* **Goal of the exercise**
Can you pull out each line of the data below that includes the word "begin"?

* **Data provided**

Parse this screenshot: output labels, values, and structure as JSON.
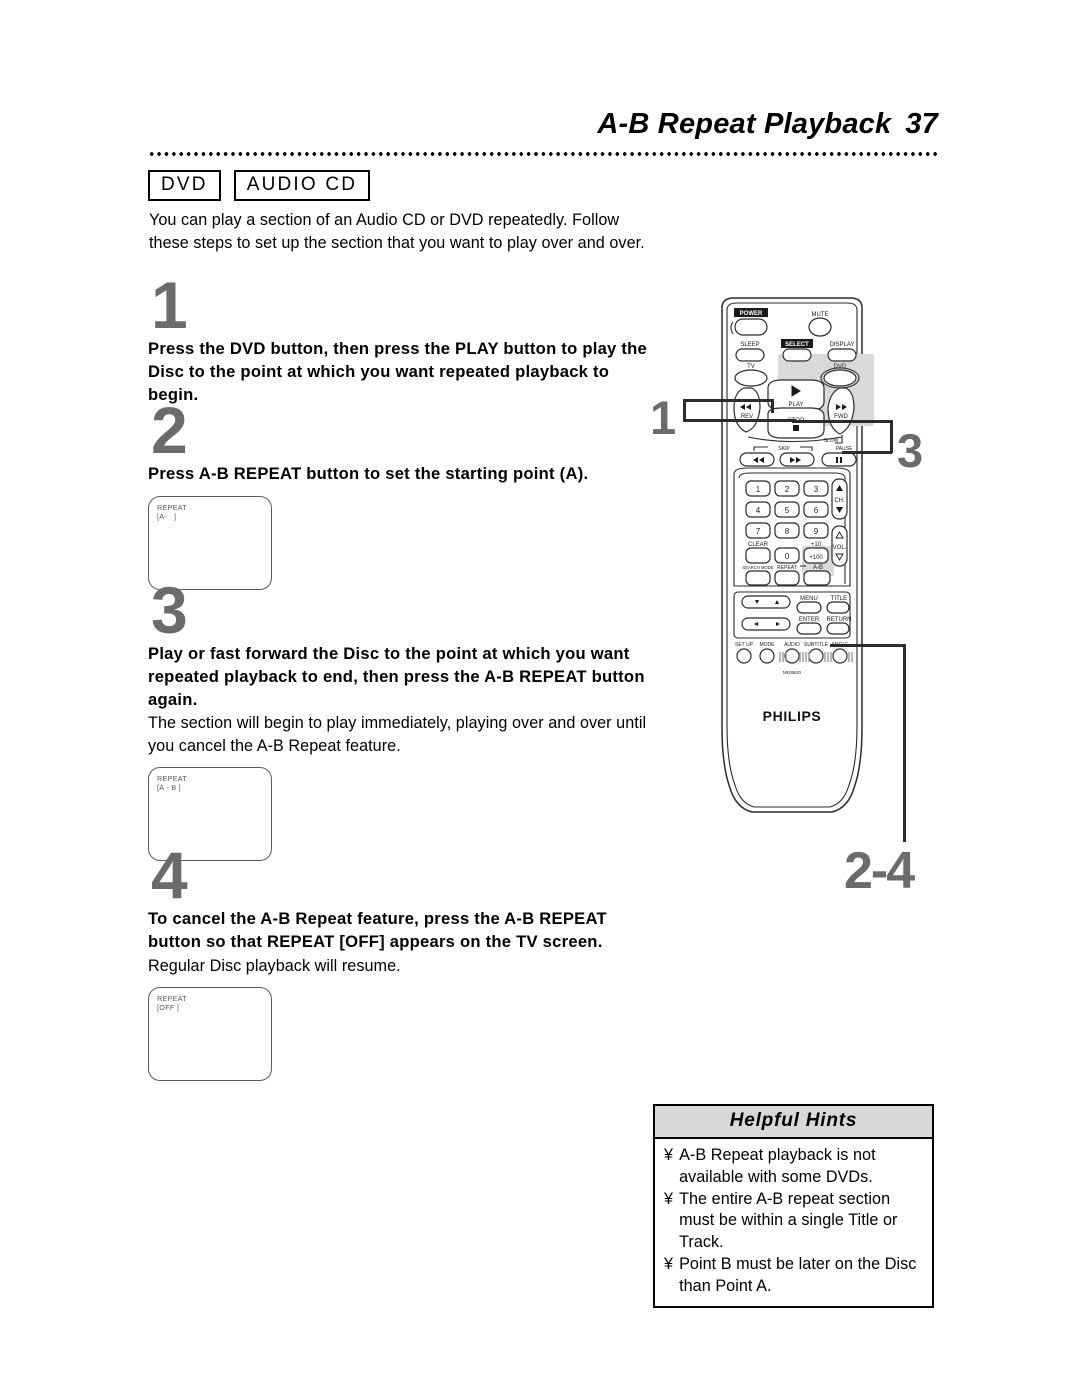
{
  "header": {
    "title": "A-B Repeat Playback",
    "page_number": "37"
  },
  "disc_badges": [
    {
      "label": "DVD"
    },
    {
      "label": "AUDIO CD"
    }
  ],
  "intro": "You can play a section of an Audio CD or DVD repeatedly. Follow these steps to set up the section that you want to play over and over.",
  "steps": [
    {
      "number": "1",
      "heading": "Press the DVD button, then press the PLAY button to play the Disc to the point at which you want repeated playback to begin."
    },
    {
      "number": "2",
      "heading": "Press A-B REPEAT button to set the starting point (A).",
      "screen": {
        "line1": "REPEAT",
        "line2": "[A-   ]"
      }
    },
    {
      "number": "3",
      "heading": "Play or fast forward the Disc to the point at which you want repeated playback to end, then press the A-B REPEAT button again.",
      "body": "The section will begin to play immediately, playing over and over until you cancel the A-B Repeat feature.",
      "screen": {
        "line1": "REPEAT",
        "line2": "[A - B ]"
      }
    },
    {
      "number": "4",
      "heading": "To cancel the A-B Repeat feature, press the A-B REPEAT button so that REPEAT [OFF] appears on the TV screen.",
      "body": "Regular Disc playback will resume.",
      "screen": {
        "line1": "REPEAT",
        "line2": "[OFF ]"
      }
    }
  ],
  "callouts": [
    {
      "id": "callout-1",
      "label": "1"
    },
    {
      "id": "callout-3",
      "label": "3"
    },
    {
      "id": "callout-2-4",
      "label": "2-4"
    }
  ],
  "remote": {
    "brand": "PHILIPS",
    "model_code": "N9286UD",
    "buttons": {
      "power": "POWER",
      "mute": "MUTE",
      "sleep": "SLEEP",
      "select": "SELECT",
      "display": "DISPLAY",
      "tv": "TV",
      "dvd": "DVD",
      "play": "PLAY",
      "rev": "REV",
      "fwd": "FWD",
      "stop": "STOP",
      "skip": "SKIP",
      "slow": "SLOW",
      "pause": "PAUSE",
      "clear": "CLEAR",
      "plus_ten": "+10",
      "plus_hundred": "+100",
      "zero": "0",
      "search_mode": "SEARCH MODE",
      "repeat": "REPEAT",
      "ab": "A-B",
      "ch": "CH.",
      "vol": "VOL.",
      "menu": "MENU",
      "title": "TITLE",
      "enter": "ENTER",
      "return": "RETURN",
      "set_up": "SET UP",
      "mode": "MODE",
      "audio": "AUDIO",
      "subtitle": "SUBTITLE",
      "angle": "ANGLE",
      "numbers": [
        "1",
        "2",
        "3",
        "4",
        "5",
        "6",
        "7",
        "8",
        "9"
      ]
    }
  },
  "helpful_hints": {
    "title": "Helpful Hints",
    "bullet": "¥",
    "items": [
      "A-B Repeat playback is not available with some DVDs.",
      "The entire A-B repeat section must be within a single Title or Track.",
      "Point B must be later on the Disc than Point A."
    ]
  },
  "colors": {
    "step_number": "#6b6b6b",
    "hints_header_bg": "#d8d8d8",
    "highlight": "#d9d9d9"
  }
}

* **Reply**
      "heading": "Press the DVD button, then press the PLAY button to play the Disc to the point at which you want repeated playback to begin."
      "body": "The section will begin to play immediately, playing over and over until you cancel the A-B Repeat feature.",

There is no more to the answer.